(Source document begins)

(the Fridge actually participated in something more embarrassing than “The Super Bowl Shuffle”)
While this weekend’s Giants/Dolphis tilt presents an opportunity for the inevitable photo-op pairing Jeremy Shockey with Pete Doherty, Ch. 5 football analyst Mike Carlson tells the Guardian that while “American football is never going to replace Britain’s own major sports,” gridiron’s impact on the business of British sports cannot be understated.
Twenty-five years ago Channel 4 began its Sunday television coverage. Within four years Superbowl drew four million viewers and the Chicago Bears – complete with the William “The Fridge” Perry – sold out Wembley for an exhibition game./p>
If I had told you then that English football teams would be playing in a Premier League in all-seat stadiums with matches live on television on Saturdays, Sundays and Monday nights, with players from all over the world wearing squad numbers and names on their jerseys and with commentators using telestrators to analyse matches, you would have called me crazy.
Last weekend we saw the rugby World Cup final arguably decided by video replay, Jonny Wilkinson and Clive Woodward – when he was England coach – have used coaches from American football, and cheerleaders prowl the sidelines at some rugby clubs. All of this is prompted by the sharp shock of American football at a time when hooliganism in football and traditionalism in TV had left British sports moribund.
This weekend’s game is likely to kickstart the NFL’s popularity in Britain for a second cycle, but the aims are different from what they were in the 80s. When I spoke to the New York Giants players last week in Atlanta they said that London was primarily a business trip – as it is for the league. The sport’s decline in the UK came because too much of its best product has been available on British television, leaving fans unwilling to invest in second best.
The new NFL commissioner, Roger Goodell, wagered that the million-plus hardcore fans in Britain would flock to see the best product the league has to offer. He has been proved right this year. But with NFL owners moving increasingly into the Premier League, the question is not whether American football will replace soccer but whether soccer will come to resemble American football in the way its franchises – no longer clubs – are run.

(Source document ends)
(Raw data begins)

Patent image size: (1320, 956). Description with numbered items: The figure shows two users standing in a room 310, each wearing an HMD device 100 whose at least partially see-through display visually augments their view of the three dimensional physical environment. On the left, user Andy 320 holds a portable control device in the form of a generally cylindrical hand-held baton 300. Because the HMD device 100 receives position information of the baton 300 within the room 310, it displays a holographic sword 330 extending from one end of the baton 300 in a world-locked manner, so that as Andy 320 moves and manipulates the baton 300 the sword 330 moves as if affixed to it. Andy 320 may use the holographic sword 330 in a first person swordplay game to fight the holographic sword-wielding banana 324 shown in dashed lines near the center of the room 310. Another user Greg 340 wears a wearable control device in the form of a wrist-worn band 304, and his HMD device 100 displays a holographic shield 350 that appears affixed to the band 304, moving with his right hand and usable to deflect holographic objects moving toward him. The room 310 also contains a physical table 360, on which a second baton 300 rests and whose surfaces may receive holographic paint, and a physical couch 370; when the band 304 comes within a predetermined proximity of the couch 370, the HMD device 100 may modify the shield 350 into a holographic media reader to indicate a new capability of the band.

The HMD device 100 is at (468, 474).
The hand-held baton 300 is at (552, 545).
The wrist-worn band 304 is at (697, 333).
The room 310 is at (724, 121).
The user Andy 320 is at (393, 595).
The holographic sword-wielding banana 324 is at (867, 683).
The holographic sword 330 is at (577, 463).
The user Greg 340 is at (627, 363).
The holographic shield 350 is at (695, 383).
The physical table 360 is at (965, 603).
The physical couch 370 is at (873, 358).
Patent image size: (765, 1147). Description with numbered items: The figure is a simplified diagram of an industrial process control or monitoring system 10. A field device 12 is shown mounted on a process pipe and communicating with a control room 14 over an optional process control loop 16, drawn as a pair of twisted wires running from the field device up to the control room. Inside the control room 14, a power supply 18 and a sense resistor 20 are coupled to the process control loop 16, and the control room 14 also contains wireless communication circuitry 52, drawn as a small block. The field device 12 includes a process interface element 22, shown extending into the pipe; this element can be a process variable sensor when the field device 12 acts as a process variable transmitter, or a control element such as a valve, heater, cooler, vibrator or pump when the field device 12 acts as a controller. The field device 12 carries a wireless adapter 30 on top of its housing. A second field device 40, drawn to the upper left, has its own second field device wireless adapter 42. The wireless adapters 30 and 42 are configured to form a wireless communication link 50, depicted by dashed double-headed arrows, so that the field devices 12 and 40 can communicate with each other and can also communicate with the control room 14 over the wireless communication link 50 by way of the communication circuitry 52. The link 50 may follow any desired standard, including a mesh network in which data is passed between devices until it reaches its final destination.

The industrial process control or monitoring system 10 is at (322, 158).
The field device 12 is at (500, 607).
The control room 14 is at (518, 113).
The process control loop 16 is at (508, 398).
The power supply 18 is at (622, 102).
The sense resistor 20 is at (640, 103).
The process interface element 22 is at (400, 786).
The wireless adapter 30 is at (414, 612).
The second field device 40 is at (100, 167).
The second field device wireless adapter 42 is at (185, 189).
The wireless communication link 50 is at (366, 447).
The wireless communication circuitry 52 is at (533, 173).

(Raw data ends)

### What is expected:
Copy the passage from the article about American football in Britain word for word, starting at the words "(the Fridge actually" and stopping after "cannot be understated.". The entries are not needed for the tasks.

### Exercise solution:
(the Fridge actually participated in something more embarrassing than “The Super Bowl Shuffle”)
While this weekend’s Giants/Dolphis tilt presents an opportunity for the inevitable photo-op pairing Jeremy Shockey with Pete Doherty, Ch. 5 football analyst Mike Carlson tells the Guardian that while “American football is never going to replace Britain’s own major sports,” gridiron’s impact on the business of British sports cannot be understated.